### Exercise inputs

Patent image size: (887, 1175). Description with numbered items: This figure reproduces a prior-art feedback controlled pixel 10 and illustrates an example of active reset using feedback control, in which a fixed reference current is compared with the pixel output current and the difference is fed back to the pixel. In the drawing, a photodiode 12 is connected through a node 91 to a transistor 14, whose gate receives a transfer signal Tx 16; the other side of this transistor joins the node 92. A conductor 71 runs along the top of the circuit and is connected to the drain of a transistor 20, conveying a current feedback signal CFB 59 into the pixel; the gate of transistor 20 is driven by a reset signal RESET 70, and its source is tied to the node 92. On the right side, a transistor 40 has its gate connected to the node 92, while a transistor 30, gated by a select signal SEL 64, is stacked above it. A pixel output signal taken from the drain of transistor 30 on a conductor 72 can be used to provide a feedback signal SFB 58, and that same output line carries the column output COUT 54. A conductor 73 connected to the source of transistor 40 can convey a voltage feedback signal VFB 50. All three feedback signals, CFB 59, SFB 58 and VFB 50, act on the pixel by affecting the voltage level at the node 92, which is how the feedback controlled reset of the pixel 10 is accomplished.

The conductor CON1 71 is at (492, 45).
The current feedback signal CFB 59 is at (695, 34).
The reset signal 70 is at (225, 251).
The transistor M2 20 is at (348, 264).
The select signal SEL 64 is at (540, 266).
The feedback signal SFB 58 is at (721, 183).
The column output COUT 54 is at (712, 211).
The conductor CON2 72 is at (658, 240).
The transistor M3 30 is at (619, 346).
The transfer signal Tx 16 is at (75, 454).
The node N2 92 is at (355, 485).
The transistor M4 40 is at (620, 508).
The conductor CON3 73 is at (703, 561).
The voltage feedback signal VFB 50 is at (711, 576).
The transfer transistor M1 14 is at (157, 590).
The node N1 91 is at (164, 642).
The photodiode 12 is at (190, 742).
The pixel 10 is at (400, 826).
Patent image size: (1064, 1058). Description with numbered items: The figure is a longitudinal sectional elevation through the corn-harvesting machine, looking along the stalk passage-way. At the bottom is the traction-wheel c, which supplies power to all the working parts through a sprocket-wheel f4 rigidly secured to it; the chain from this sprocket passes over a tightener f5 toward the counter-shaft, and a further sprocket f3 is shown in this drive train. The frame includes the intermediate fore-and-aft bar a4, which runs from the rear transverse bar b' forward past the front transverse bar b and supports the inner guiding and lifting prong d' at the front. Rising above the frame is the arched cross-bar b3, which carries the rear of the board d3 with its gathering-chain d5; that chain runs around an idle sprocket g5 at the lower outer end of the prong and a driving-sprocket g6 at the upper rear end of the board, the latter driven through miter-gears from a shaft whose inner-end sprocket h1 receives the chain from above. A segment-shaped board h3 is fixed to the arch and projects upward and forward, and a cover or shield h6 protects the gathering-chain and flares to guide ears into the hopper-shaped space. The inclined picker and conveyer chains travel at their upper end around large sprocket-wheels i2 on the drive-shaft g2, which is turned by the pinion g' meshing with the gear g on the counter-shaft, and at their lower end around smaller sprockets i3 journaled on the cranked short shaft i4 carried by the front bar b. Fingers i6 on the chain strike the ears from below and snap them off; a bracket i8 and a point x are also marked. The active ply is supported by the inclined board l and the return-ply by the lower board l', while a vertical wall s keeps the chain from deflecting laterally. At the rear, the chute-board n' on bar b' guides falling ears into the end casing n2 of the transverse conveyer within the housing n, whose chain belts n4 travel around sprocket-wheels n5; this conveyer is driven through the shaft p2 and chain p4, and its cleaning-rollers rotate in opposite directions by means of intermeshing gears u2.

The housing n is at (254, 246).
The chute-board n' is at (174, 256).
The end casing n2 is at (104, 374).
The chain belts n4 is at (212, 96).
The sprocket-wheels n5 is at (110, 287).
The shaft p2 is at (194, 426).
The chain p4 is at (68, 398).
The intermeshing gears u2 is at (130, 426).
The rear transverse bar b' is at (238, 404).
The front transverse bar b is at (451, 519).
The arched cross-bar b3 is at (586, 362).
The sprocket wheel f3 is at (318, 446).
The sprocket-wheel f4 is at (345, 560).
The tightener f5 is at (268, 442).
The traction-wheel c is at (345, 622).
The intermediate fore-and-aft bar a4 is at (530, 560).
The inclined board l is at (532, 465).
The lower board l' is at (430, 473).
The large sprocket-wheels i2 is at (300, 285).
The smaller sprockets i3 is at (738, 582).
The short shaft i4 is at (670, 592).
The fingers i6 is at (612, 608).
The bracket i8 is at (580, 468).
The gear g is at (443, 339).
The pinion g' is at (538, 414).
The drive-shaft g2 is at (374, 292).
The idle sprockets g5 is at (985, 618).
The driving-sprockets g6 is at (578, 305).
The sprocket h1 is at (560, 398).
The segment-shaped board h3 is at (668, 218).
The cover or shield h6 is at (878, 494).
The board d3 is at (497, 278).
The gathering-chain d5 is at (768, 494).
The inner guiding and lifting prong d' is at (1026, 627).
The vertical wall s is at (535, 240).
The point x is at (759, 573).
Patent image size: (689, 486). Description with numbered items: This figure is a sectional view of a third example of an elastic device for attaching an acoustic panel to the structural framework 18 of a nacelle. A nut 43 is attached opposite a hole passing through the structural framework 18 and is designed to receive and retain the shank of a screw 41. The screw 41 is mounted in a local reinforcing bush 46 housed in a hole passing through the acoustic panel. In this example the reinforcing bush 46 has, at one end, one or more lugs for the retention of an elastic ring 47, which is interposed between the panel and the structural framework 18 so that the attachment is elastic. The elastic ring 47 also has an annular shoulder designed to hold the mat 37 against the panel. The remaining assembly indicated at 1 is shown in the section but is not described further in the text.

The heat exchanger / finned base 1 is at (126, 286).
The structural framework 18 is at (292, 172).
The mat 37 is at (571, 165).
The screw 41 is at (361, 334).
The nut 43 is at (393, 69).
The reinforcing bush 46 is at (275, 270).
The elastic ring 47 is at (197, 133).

######

*What you will do*.
Reproduce every one of the records above word for word, keeping each line in its original order.

*Output of the exercise*.
Patent image size: (887, 1175). Description with numbered items: This figure reproduces a prior-art feedback controlled pixel 10 and illustrates an example of active reset using feedback control, in which a fixed reference current is compared with the pixel output current and the difference is fed back to the pixel. In the drawing, a photodiode 12 is connected through a node 91 to a transistor 14, whose gate receives a transfer signal Tx 16; the other side of this transistor joins the node 92. A conductor 71 runs along the top of the circuit and is connected to the drain of a transistor 20, conveying a current feedback signal CFB 59 into the pixel; the gate of transistor 20 is driven by a reset signal RESET 70, and its source is tied to the node 92. On the right side, a transistor 40 has its gate connected to the node 92, while a transistor 30, gated by a select signal SEL 64, is stacked above it. A pixel output signal taken from the drain of transistor 30 on a conductor 72 can be used to provide a feedback signal SFB 58, and that same output line carries the column output COUT 54. A conductor 73 connected to the source of transistor 40 can convey a voltage feedback signal VFB 50. All three feedback signals, CFB 59, SFB 58 and VFB 50, act on the pixel by affecting the voltage level at the node 92, which is how the feedback controlled reset of the pixel 10 is accomplished.

The conductor CON1 71 is at (492, 45).
The current feedback signal CFB 59 is at (695, 34).
The reset signal 70 is at (225, 251).
The transistor M2 20 is at (348, 264).
The select signal SEL 64 is at (540, 266).
The feedback signal SFB 58 is at (721, 183).
The column output COUT 54 is at (712, 211).
The conductor CON2 72 is at (658, 240).
The transistor M3 30 is at (619, 346).
The transfer signal Tx 16 is at (75, 454).
The node N2 92 is at (355, 485).
The transistor M4 40 is at (620, 508).
The conductor CON3 73 is at (703, 561).
The voltage feedback signal VFB 50 is at (711, 576).
The transfer transistor M1 14 is at (157, 590).
The node N1 91 is at (164, 642).
The photodiode 12 is at (190, 742).
The pixel 10 is at (400, 826).
Patent image size: (1064, 1058). Description with numbered items: The figure is a longitudinal sectional elevation through the corn-harvesting machine, looking along the stalk passage-way. At the bottom is the traction-wheel c, which supplies power to all the working parts through a sprocket-wheel f4 rigidly secured to it; the chain from this sprocket passes over a tightener f5 toward the counter-shaft, and a further sprocket f3 is shown in this drive train. The frame includes the intermediate fore-and-aft bar a4, which runs from the rear transverse bar b' forward past the front transverse bar b and supports the inner guiding and lifting prong d' at the front. Rising above the frame is the arched cross-bar b3, which carries the rear of the board d3 with its gathering-chain d5; that chain runs around an idle sprocket g5 at the lower outer end of the prong and a driving-sprocket g6 at the upper rear end of the board, the latter driven through miter-gears from a shaft whose inner-end sprocket h1 receives the chain from above. A segment-shaped board h3 is fixed to the arch and projects upward and forward, and a cover or shield h6 protects the gathering-chain and flares to guide ears into the hopper-shaped space. The inclined picker and conveyer chains travel at their upper end around large sprocket-wheels i2 on the drive-shaft g2, which is turned by the pinion g' meshing with the gear g on the counter-shaft, and at their lower end around smaller sprockets i3 journaled on the cranked short shaft i4 carried by the front bar b. Fingers i6 on the chain strike the ears from below and snap them off; a bracket i8 and a point x are also marked. The active ply is supported by the inclined board l and the return-ply by the lower board l', while a vertical wall s keeps the chain from deflecting laterally. At the rear, the chute-board n' on bar b' guides falling ears into the end casing n2 of the transverse conveyer within the housing n, whose chain belts n4 travel around sprocket-wheels n5; this conveyer is driven through the shaft p2 and chain p4, and its cleaning-rollers rotate in opposite directions by means of intermeshing gears u2.

The housing n is at (254, 246).
The chute-board n' is at (174, 256).
The end casing n2 is at (104, 374).
The chain belts n4 is at (212, 96).
The sprocket-wheels n5 is at (110, 287).
The shaft p2 is at (194, 426).
The chain p4 is at (68, 398).
The intermeshing gears u2 is at (130, 426).
The rear transverse bar b' is at (238, 404).
The front transverse bar b is at (451, 519).
The arched cross-bar b3 is at (586, 362).
The sprocket wheel f3 is at (318, 446).
The sprocket-wheel f4 is at (345, 560).
The tightener f5 is at (268, 442).
The traction-wheel c is at (345, 622).
The intermediate fore-and-aft bar a4 is at (530, 560).
The inclined board l is at (532, 465).
The lower board l' is at (430, 473).
The large sprocket-wheels i2 is at (300, 285).
The smaller sprockets i3 is at (738, 582).
The short shaft i4 is at (670, 592).
The fingers i6 is at (612, 608).
The bracket i8 is at (580, 468).
The gear g is at (443, 339).
The pinion g' is at (538, 414).
The drive-shaft g2 is at (374, 292).
The idle sprockets g5 is at (985, 618).
The driving-sprockets g6 is at (578, 305).
The sprocket h1 is at (560, 398).
The segment-shaped board h3 is at (668, 218).
The cover or shield h6 is at (878, 494).
The board d3 is at (497, 278).
The gathering-chain d5 is at (768, 494).
The inner guiding and lifting prong d' is at (1026, 627).
The vertical wall s is at (535, 240).
The point x is at (759, 573).
Patent image size: (689, 486). Description with numbered items: This figure is a sectional view of a third example of an elastic device for attaching an acoustic panel to the structural framework 18 of a nacelle. A nut 43 is attached opposite a hole passing through the structural framework 18 and is designed to receive and retain the shank of a screw 41. The screw 41 is mounted in a local reinforcing bush 46 housed in a hole passing through the acoustic panel. In this example the reinforcing bush 46 has, at one end, one or more lugs for the retention of an elastic ring 47, which is interposed between the panel and the structural framework 18 so that the attachment is elastic. The elastic ring 47 also has an annular shoulder designed to hold the mat 37 against the panel. The remaining assembly indicated at 1 is shown in the section but is not described further in the text.

The heat exchanger / finned base 1 is at (126, 286).
The structural framework 18 is at (292, 172).
The mat 37 is at (571, 165).
The screw 41 is at (361, 334).
The nut 43 is at (393, 69).
The reinforcing bush 46 is at (275, 270).
The elastic ring 47 is at (197, 133).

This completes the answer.